Definition 3.7.1 (Topological Group).label A topological group is a group $G$ equipped with a topology such that the group operations
$G\ti G\to G$ with $(x,y)\mto xy$
$G\to G$ with $x\mto x\inv$
are continuous. For $A,B\suf G$ and $x\in G$ we denote
We say that $A$ is symmetric if $A=A\inv$. In particular $G$ enjoys the following properties:
- (1)
$(A\cap B)\inv=A\inv\cap B\inv$ and $xA\cap yB\neq\emp\iff x\inv y\in AB\inv$ for each $A,B\suf G$ and $x,y\in G$.
- (2)
For each open $U\suf G$ the following sets $xU,Ux,U\inv,AU,UA$ are open for any $x\in G,A\suf G$.
- (3)
For each neighborhood $U$ of $1$ is there a symmetric neighborhood $V$ of $1$ such that $VV\suf U$.

> Element and coordinate records:
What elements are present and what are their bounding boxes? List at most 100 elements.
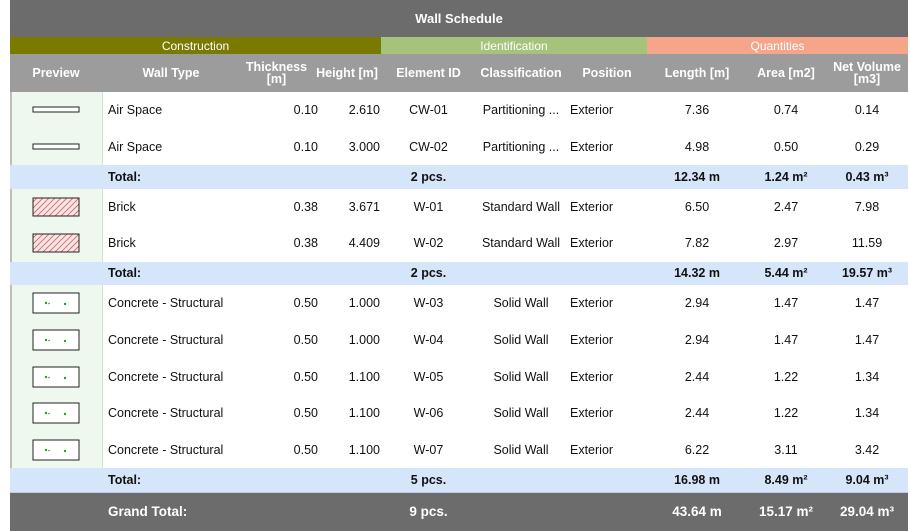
cell-area: 2.97 [773, 236, 799, 251]
preview-cell [10, 358, 103, 395]
table-row[interactable]: Brick 0.38 3.671 W-01 Standard Wall Exterior 6… [10, 188, 908, 227]
grand-total-area: 15.17 m² [758, 504, 814, 520]
total-label: Total: [108, 472, 142, 487]
preview-cell [10, 492, 102, 531]
cell-length: 2.94 [684, 333, 710, 348]
cell-position: Exterior [570, 333, 614, 348]
table-row[interactable]: Concrete - Structural 0.50 1.100 W-07 Solid … [10, 431, 908, 470]
total-row: Total: 2 pcs. 14.32 m 5.44 m² 19.57 m³ [10, 261, 908, 287]
column-header-row: Preview Wall Type Thickness [m] Height [… [10, 54, 908, 92]
cell-classification: Solid Wall [493, 406, 549, 421]
preview-cell [10, 165, 102, 189]
column-header-wall-type[interactable]: Wall Type [142, 66, 200, 80]
cell-position: Exterior [570, 296, 614, 311]
schedule-title: Wall Schedule [10, 0, 908, 37]
row-left-border [10, 128, 12, 166]
total-area: 5.44 m² [764, 266, 808, 281]
table-row[interactable]: Air Space 0.10 3.000 CW-02 Partitioning ... E… [10, 128, 908, 167]
total-row: Total: 5 pcs. 16.98 m 8.49 m² 9.04 m³ [10, 468, 908, 493]
cell-height: 3.000 [348, 139, 380, 154]
cell-wall-type: Concrete - Structural [108, 333, 224, 348]
preview-cell [10, 468, 102, 492]
row-left-border [10, 358, 12, 395]
cell-wall-type: Brick [108, 199, 136, 214]
column-header-position[interactable]: Position [582, 66, 632, 80]
cell-thickness: 0.50 [293, 442, 318, 457]
total-area: 1.24 m² [764, 169, 808, 184]
concrete-hatch-icon [32, 439, 80, 461]
column-header-classification[interactable]: Classification [480, 66, 562, 80]
cell-area: 3.11 [774, 442, 798, 457]
preview-cell [10, 92, 103, 129]
table-row[interactable]: Air Space 0.10 2.610 CW-01 Partitioning ... E… [10, 92, 908, 130]
table-row[interactable]: Concrete - Structural 0.50 1.000 W-04 Solid … [10, 321, 908, 360]
concrete-hatch-icon [32, 366, 80, 388]
column-header-net-volume[interactable]: Net Volume [m3] [833, 60, 901, 86]
preview-cell [10, 261, 102, 286]
table-row[interactable]: Concrete - Structural 0.50 1.100 W-06 Solid … [10, 395, 908, 433]
cell-net-volume: 3.42 [854, 442, 880, 457]
cell-wall-type: Air Space [108, 139, 163, 154]
column-header-element-id[interactable]: Element ID [396, 66, 461, 80]
column-header-length[interactable]: Length [m] [664, 66, 730, 80]
group-header-construction: Construction [10, 37, 381, 54]
column-header-preview[interactable]: Preview [32, 66, 80, 80]
total-length: 14.32 m [674, 266, 720, 281]
cell-area: 1.47 [773, 333, 799, 348]
concrete-hatch-icon [32, 329, 80, 351]
cell-element-id: CW-01 [409, 103, 448, 118]
cell-wall-type: Brick [108, 236, 136, 251]
concrete-hatch-icon [32, 292, 80, 314]
cell-height: 1.100 [348, 406, 380, 421]
cell-length: 7.82 [684, 236, 710, 251]
group-header-identification: Identification [381, 37, 647, 54]
cell-area: 2.47 [773, 199, 799, 214]
total-net-volume: 0.43 m³ [845, 169, 889, 184]
cell-classification: Partitioning ... [482, 103, 560, 118]
row-left-border [10, 92, 12, 129]
row-left-border [10, 285, 12, 322]
cell-length: 6.22 [684, 442, 710, 457]
cell-element-id: W-06 [413, 406, 444, 421]
cell-area: 0.50 [773, 139, 799, 154]
grand-total-row: Grand Total: 9 pcs. 43.64 m 15.17 m² 29.04 m… [10, 492, 908, 531]
cell-area: 1.22 [773, 406, 799, 421]
column-header-area[interactable]: Area [m2] [757, 66, 815, 80]
total-label: Total: [108, 169, 142, 184]
column-header-thickness[interactable]: Thickness [m] [245, 60, 308, 86]
brick-hatch-icon [32, 197, 80, 217]
row-left-border [10, 188, 12, 226]
table-row[interactable]: Concrete - Structural 0.50 1.100 W-05 Solid … [10, 358, 908, 396]
row-left-border [10, 225, 12, 262]
row-left-border [10, 431, 12, 469]
cell-height: 1.000 [348, 333, 380, 348]
cell-position: Exterior [570, 369, 614, 384]
table-row[interactable]: Concrete - Structural 0.50 1.000 W-03 Solid … [10, 285, 908, 323]
cell-net-volume: 1.47 [854, 333, 880, 348]
cell-classification: Solid Wall [493, 442, 549, 457]
cell-position: Exterior [570, 139, 614, 154]
cell-wall-type: Air Space [108, 103, 163, 118]
cell-height: 1.100 [348, 442, 380, 457]
cell-thickness: 0.38 [293, 236, 318, 251]
cell-thickness: 0.10 [293, 139, 318, 154]
row-left-border [10, 321, 12, 359]
cell-thickness: 0.38 [293, 199, 318, 214]
cell-classification: Partitioning ... [482, 139, 560, 154]
cell-element-id: W-01 [413, 199, 444, 214]
column-header-height[interactable]: Height [m] [316, 66, 378, 80]
cell-position: Exterior [570, 103, 614, 118]
cell-area: 1.47 [773, 296, 799, 311]
cell-classification: Solid Wall [493, 296, 549, 311]
cell-height: 1.000 [348, 296, 380, 311]
preview-cell [10, 285, 103, 322]
table-row[interactable]: Brick 0.38 4.409 W-02 Standard Wall Exterior 7… [10, 225, 908, 263]
cell-area: 0.74 [773, 103, 799, 118]
cell-classification: Standard Wall [481, 199, 561, 214]
cell-thickness: 0.50 [293, 296, 318, 311]
cell-length: 2.44 [684, 406, 710, 421]
cell-height: 1.100 [348, 369, 380, 384]
air-space-icon [32, 143, 80, 150]
cell-position: Exterior [570, 236, 614, 251]
total-length: 16.98 m [674, 472, 720, 487]
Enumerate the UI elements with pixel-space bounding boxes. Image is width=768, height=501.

> Tasks for this exercise:
• 1. Translate this sentence from the topological group definition into German: "We say that $A$ is symmetric if $A=A\inv$."
• 2. Rewrite the part of the topological group definition that begins at the words "Definition 3.7.1 (Topological" and stops after "that $VV\suf U$.", replacing "neighborhood" with "vicinity".
This data has nothing to do with the topological group definition.

> Solutions to the exercise:
• 1. Wir sagen, dass $A$ symmetrisch ist, wenn $A=A\inv$.

• 2.
Definition 3.7.1 (Topological Group).label A topological group is a group $G$ equipped with a topology such that the group operations
$G\ti G\to G$ with $(x,y)\mto xy$
$G\to G$ with $x\mto x\inv$
are continuous. For $A,B\suf G$ and $x\in G$ we denote
We say that $A$ is symmetric if $A=A\inv$. In particular $G$ enjoys the following properties:
- (1)
$(A\cap B)\inv=A\inv\cap B\inv$ and $xA\cap yB\neq\emp\iff x\inv y\in AB\inv$ for each $A,B\suf G$ and $x,y\in G$.
- (2)
For each open $U\suf G$ the following sets $xU,Ux,U\inv,AU,UA$ are open for any $x\in G,A\suf G$.
- (3)
For each vicinity $U$ of $1$ is there a symmetric vicinity $V$ of $1$ such that $VV\suf U$.